- DIRECTION
Wherever a line in the data below holds "output", copy that line.

---------------

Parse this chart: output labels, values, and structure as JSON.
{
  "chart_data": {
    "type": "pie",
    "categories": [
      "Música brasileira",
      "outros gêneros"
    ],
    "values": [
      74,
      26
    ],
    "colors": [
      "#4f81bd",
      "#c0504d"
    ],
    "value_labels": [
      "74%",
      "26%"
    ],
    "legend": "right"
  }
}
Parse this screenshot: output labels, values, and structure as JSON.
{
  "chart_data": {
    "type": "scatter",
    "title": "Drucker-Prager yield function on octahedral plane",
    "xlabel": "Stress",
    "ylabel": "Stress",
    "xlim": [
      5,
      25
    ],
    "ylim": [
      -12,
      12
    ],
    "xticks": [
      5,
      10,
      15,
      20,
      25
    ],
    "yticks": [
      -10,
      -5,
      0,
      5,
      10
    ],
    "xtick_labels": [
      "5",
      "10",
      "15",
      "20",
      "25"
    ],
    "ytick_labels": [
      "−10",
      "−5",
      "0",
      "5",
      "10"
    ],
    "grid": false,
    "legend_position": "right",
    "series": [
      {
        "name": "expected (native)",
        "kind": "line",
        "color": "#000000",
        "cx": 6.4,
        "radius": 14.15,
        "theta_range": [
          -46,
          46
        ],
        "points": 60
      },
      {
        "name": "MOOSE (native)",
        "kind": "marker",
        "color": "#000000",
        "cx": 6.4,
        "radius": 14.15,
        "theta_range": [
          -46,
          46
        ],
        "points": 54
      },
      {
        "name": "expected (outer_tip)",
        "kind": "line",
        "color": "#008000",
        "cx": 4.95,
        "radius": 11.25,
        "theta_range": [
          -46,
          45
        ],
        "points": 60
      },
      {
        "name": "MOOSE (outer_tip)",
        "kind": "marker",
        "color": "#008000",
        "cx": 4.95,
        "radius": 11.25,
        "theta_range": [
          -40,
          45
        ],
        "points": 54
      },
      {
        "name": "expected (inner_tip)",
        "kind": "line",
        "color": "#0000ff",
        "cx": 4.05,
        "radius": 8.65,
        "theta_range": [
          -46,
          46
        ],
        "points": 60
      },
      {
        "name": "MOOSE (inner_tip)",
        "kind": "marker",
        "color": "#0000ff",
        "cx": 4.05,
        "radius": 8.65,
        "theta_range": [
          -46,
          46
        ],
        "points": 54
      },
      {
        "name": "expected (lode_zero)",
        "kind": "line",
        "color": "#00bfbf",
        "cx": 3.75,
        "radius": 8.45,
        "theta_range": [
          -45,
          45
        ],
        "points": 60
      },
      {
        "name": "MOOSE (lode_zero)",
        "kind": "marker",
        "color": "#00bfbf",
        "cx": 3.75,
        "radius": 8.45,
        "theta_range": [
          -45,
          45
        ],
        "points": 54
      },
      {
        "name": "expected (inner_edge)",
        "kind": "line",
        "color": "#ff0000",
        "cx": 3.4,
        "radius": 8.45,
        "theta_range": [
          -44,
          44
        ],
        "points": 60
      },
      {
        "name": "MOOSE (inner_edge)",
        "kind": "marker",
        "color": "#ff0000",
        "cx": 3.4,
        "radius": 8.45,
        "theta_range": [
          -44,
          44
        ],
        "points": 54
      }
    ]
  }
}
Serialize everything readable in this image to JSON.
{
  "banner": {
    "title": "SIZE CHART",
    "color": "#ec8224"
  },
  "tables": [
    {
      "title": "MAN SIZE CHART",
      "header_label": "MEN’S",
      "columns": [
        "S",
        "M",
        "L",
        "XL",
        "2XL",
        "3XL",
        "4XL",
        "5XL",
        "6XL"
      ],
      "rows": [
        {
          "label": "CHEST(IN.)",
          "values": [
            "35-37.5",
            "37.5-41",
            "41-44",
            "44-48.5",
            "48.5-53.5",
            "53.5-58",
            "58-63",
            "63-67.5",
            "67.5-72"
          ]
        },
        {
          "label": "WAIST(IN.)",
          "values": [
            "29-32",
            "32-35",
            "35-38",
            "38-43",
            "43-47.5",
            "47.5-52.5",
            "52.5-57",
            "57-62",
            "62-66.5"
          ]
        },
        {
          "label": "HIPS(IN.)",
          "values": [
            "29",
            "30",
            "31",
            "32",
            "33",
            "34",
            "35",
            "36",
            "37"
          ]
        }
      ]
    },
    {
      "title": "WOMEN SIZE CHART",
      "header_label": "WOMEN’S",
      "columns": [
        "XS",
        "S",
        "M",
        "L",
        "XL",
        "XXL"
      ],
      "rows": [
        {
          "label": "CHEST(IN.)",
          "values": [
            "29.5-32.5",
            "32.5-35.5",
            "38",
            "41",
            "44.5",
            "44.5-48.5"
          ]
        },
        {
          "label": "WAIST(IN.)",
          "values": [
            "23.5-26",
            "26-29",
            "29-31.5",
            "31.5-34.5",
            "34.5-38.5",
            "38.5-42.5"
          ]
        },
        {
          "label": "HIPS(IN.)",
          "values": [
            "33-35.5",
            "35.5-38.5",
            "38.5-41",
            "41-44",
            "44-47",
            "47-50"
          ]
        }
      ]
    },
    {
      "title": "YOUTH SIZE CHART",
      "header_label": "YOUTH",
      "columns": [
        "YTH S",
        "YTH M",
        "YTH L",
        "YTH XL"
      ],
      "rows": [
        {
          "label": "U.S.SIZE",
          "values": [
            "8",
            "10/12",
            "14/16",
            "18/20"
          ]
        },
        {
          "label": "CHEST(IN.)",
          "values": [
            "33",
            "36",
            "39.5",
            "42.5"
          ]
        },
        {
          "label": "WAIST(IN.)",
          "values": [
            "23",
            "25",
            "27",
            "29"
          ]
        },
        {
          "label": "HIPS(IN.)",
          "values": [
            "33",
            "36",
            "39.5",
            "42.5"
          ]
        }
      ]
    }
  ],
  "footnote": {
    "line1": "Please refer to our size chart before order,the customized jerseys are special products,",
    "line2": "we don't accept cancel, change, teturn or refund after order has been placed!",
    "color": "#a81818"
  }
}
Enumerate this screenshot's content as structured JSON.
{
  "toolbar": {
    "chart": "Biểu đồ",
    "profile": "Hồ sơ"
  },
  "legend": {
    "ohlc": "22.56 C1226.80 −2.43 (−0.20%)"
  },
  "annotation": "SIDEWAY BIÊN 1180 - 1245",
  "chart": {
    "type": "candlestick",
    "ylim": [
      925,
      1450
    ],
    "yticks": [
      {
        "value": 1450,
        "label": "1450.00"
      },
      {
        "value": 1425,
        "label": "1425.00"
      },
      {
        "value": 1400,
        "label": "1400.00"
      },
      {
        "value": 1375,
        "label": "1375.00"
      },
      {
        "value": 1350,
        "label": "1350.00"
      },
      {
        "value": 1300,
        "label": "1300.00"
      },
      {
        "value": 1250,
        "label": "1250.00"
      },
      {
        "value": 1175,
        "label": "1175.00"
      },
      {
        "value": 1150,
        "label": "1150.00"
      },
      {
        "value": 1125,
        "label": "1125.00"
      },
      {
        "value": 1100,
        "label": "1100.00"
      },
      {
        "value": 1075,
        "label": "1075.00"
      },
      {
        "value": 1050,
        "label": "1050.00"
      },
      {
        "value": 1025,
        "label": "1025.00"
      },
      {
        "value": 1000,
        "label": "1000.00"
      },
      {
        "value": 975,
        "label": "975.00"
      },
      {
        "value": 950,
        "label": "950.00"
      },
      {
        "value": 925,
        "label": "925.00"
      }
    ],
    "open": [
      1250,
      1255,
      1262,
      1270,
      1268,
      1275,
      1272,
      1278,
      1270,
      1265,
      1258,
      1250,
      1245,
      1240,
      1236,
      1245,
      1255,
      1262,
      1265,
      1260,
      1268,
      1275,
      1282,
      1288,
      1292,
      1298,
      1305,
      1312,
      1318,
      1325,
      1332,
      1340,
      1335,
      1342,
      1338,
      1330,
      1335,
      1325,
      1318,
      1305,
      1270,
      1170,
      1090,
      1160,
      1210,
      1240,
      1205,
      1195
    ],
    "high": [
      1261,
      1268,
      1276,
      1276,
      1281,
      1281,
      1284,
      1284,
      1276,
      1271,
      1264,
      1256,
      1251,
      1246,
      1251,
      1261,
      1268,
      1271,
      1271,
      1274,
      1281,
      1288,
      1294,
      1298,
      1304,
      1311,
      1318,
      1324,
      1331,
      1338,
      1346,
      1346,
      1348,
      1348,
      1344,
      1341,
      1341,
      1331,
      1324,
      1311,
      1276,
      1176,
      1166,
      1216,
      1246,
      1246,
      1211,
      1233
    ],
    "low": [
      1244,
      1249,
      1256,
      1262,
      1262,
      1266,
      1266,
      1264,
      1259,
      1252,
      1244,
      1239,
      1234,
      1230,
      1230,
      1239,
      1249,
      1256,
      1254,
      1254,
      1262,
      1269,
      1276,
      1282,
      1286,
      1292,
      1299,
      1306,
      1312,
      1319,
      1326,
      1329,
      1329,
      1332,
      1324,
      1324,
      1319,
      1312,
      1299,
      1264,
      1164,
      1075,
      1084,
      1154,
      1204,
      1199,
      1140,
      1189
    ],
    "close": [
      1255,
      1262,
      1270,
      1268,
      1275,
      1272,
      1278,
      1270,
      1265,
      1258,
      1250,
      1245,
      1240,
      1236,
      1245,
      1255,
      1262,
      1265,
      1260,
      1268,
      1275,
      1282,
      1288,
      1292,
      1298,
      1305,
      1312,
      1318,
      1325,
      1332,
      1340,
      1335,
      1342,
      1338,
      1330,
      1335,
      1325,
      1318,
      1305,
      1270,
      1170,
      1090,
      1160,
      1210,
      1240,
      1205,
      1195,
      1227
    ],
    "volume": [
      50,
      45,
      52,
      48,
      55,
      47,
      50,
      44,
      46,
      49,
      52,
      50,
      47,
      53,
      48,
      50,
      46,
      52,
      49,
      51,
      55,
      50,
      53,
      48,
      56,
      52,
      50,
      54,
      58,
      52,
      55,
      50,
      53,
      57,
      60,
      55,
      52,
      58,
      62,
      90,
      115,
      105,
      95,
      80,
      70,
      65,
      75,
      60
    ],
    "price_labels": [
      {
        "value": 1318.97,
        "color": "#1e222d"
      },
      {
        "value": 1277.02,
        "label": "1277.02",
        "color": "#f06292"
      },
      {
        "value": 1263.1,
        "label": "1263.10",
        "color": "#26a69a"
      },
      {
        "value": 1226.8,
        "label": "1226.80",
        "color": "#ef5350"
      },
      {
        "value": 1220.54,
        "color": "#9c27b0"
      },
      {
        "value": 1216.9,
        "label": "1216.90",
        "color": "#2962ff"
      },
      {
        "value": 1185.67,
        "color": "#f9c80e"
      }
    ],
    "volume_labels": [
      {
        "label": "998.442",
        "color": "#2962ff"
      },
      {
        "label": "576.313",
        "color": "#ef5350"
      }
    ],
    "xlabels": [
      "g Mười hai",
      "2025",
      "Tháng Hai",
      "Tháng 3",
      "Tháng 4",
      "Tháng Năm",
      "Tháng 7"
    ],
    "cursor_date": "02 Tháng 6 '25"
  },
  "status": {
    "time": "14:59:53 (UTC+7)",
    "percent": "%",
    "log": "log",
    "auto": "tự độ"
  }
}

---------------

- SOLUTION FOR THIS PROBLEM
Parse this chart: output labels, values, and structure as JSON.
Parse this screenshot: output labels, values, and structure as JSON.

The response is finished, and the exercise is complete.